**Set task:** Update the data from the start up to and including the line with "password-input[interactable] [51, 236, 251, 252]" by replacing "lock-icon" with "padlock-icon". Write out those lines again with nothing else changed.

>> Begin

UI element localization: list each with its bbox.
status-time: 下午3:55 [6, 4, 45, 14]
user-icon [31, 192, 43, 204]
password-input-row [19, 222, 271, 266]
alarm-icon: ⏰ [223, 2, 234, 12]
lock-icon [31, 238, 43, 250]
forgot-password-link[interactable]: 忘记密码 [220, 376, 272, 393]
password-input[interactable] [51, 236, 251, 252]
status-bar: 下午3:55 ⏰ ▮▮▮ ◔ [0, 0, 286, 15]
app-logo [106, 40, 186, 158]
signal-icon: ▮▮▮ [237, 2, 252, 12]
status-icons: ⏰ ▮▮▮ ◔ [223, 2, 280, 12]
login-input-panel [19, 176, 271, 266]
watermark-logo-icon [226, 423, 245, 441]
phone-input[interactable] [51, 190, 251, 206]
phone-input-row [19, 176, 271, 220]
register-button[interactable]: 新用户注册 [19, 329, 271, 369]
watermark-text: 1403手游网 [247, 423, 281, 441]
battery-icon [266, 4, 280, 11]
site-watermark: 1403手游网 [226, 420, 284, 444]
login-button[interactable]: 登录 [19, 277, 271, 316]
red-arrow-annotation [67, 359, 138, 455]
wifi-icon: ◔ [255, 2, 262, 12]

>> End

**Solved problem:**
UI element localization: list each with its bbox.
status-time: 下午3:55 [6, 4, 45, 14]
user-icon [31, 192, 43, 204]
password-input-row [19, 222, 271, 266]
alarm-icon: ⏰ [223, 2, 234, 12]
padlock-icon [31, 238, 43, 250]
forgot-password-link[interactable]: 忘记密码 [220, 376, 272, 393]
password-input[interactable] [51, 236, 251, 252]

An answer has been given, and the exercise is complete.